日野原さん  この作品は特殊な絵の具で緻密に描いているので、身分の高い人の特注品
      でしょう。
       国貞は、私たちが江戸の世界に一番入っていける作品を描いた人。
      今回の展覧会をきっかけに一人でも多くの人に知っていただきたいです。
      (拍手)

続いて展示室内で成澤さんのギャラリートーク。

成澤さん「錦絵は今でいうところの写真や広告、タレントのプロマイド。芸術作品ということは頭から離していただいて、近所のお姉さんたちに会い行きましょう。」

入口には錦絵の制作過程がわかる《今様見立士農工商》。
右の《職人》は、摺師と彫師に見立てた女性たちがそれぞれの作業をしたり、休息をとっているところを、左の《商人》は、版元の店先の様子を描いている。《商人》には店先に新刊の宣伝ポスターが下がっているのが見えます。

右が《今様見立士農工商 職人》左が《同 商人》

続いてトークショーでも話題になった、鏡枠の中にお化粧をしている女性を描いた《今風化粧鏡》シリーズ。
一番左の(鉄漿(かね)つけ)はお歯黒を塗っていて失敗した女性。口のまわりが黒くなっています。
「あっ、という声が聞こえてきそう。」と成澤さん。
「(房楊枝)は紅色の歯磨き粉で歯を磨いている女性、(眉毛抜き)は毛抜きで眉を整える遊女、(牡丹刷毛)はお化粧の仕上げをしている女性、この髪の毛の生えぎわやうねりの線、彫師の腕前をご覧になってください。(眉かくし)は今でいうと小学校高学年の女の子が手習い中に眉を隠して結婚したときの顔を思い描いているところ。(合わせ鏡)はもう一枚の鏡を合わせて後髪を確認しているところ。鏡の傍らには当時流行したブランド品のおしろいの包みが描かれています。この絵を見た人がこのおしろいを買いたくなるという広告にもなっています。」

左から《今風化粧鏡(鉄漿つけ)(房楊枝)(眉毛抜き)
(牡丹刷毛)(眉かくし)(合わせ鏡)》
「《江戸自慢》のシリーズは、初夏から秋にかけての江戸の風物詩を描いたもので、《江戸自慢 五百羅漢施餓鬼》の蚊帳の網目が見事です。こういった技をもった彫師や摺師に思いをはせていただきたいです。」

右から《江戸自慢 両国夕涼》《同 駒込富士参り》
《同 洲崎廿六夜》《同 五百羅漢施餓鬼》

「次は《星の霜当世風俗》のシリーズです。(行燈)の女性が行燈に入れた手の影や柔らかく体に沿っている着物の表現が見事です。画面右側の屏風には男性の着物がかかっていて、お盆の上の茶碗も2つあって、男性の存在がうかがえます。」

提供データ =

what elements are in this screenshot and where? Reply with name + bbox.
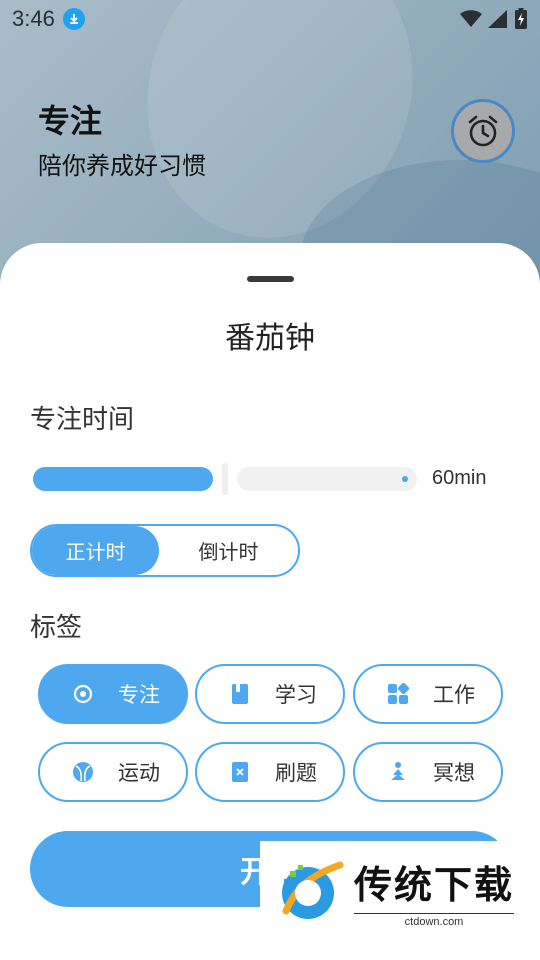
slider-end-dot <box>402 476 408 482</box>
duration-value: 60min <box>432 467 487 489</box>
status-time: 3:46 <box>12 6 55 31</box>
tag-study[interactable]: 学习 <box>195 664 345 724</box>
tag-focus[interactable]: 专注 <box>38 664 188 724</box>
sheet-title: 番茄钟 <box>225 321 315 356</box>
tag-work[interactable]: 工作 <box>353 664 503 724</box>
countdown-option[interactable]: 倒计时 <box>159 526 298 575</box>
watermark-name: 传统下载 <box>354 862 515 907</box>
watermark: 传统下载 ctdown.com <box>260 841 540 940</box>
book-icon <box>229 683 251 705</box>
meditation-icon <box>387 761 409 783</box>
tag-label: 工作 <box>433 683 475 707</box>
watermark-url: ctdown.com <box>354 912 515 928</box>
timer-mode-toggle: 正计时 倒计时 <box>30 524 300 577</box>
ball-icon <box>72 761 94 783</box>
focus-time-label: 专注时间 <box>30 405 135 435</box>
tag-label: 刷题 <box>275 761 317 785</box>
tag-label: 专注 <box>118 683 160 707</box>
page-title: 专注 <box>38 102 103 140</box>
watermark-text: 传统下载 ctdown.com <box>354 854 515 928</box>
tag-label: 学习 <box>275 683 317 707</box>
duration-slider-thumb[interactable] <box>222 463 228 495</box>
signal-icon <box>488 10 507 28</box>
tags-label: 标签 <box>30 613 83 643</box>
battery-icon <box>515 8 527 29</box>
tag-meditation[interactable]: 冥想 <box>353 742 503 802</box>
duration-slider-track[interactable] <box>237 467 417 491</box>
tag-label: 运动 <box>118 761 160 785</box>
tag-label: 冥想 <box>433 761 475 785</box>
sheet-drag-handle[interactable] <box>247 276 294 282</box>
duration-slider-fill[interactable] <box>33 467 213 491</box>
page-subtitle: 陪你养成好习惯 <box>38 152 206 180</box>
download-icon <box>62 8 85 30</box>
tag-sport[interactable]: 运动 <box>38 742 188 802</box>
note-icon <box>229 761 251 783</box>
eye-icon <box>72 683 94 705</box>
alarm-button[interactable] <box>451 99 515 163</box>
wifi-icon <box>460 10 482 27</box>
alarm-clock-icon <box>468 115 498 147</box>
status-bar: 3:46 <box>0 0 540 38</box>
status-icons <box>460 8 528 30</box>
tag-practice[interactable]: 刷题 <box>195 742 345 802</box>
count-up-option[interactable]: 正计时 <box>32 526 159 575</box>
watermark-logo <box>282 861 344 919</box>
apps-icon <box>387 683 409 705</box>
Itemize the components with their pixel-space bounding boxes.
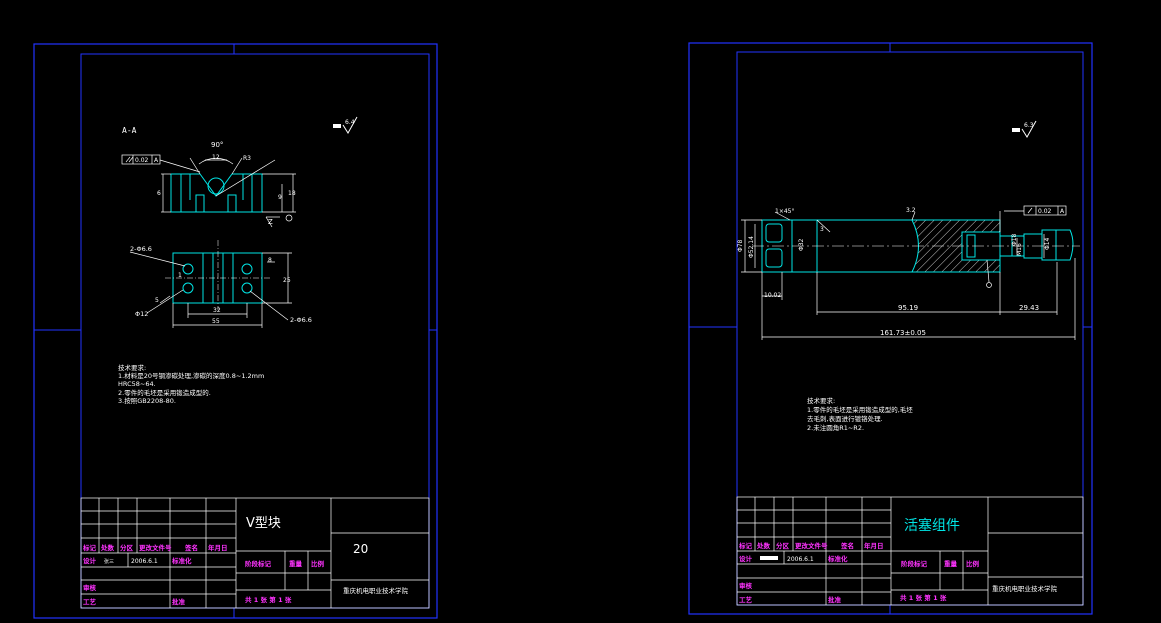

記述課題 =
1 - 抜粋のうち「右の《職人》は、摺師と彫師に」を含む語句で始まり「いう広告にもなっています。」」で終わる部分を、「彫師」を「版木職人」に置き換えて示してください。
2 - 記録の中で「slider-end-dot <box>402 476 408 482</box>」を含む行から「sheet-title: 番茄钟 <box>225 321 315 356</box>」を含む行までを、両端の行も含めてそのまま写し取ってください。
本文と記録は互いに関連していません。

詳しい解答 =
1 -
右の《職人》は、摺師と版木職人に見立てた女性たちがそれぞれの作業をしたり、休息をとっているところを、左の《商人》は、版元の店先の様子を描いている。《商人》には店先に新刊の宣伝ポスターが下がっているのが見えます。

右が《今様見立士農工商 職人》左が《同 商人》

続いてトークショーでも話題になった、鏡枠の中にお化粧をしている女性を描いた《今風化粧鏡》シリーズ。
一番左の(鉄漿(かね)つけ)はお歯黒を塗っていて失敗した女性。口のまわりが黒くなっています。
「あっ、という声が聞こえてきそう。」と成澤さん。
「(房楊枝)は紅色の歯磨き粉で歯を磨いている女性、(眉毛抜き)は毛抜きで眉を整える遊女、(牡丹刷毛)はお化粧の仕上げをしている女性、この髪の毛の生えぎわやうねりの線、版木職人の腕前をご覧になってください。(眉かくし)は今でいうと小学校高学年の女の子が手習い中に眉を隠して結婚したときの顔を思い描いているところ。(合わせ鏡)はもう一枚の鏡を合わせて後髪を確認しているところ。鏡の傍らには当時流行したブランド品のおしろいの包みが描かれています。この絵を見た人がこのおしろいを買いたくなるという広告にもなっています。」

2 -
slider-end-dot <box>402 476 408 482</box>
duration-value: 60min <box>432 467 487 489</box>
status-time: 3:46 <box>12 6 55 31</box>
tag-study[interactable]: 学习 <box>195 664 345 724</box>
tag-focus[interactable]: 专注 <box>38 664 188 724</box>
sheet-title: 番茄钟 <box>225 321 315 356</box>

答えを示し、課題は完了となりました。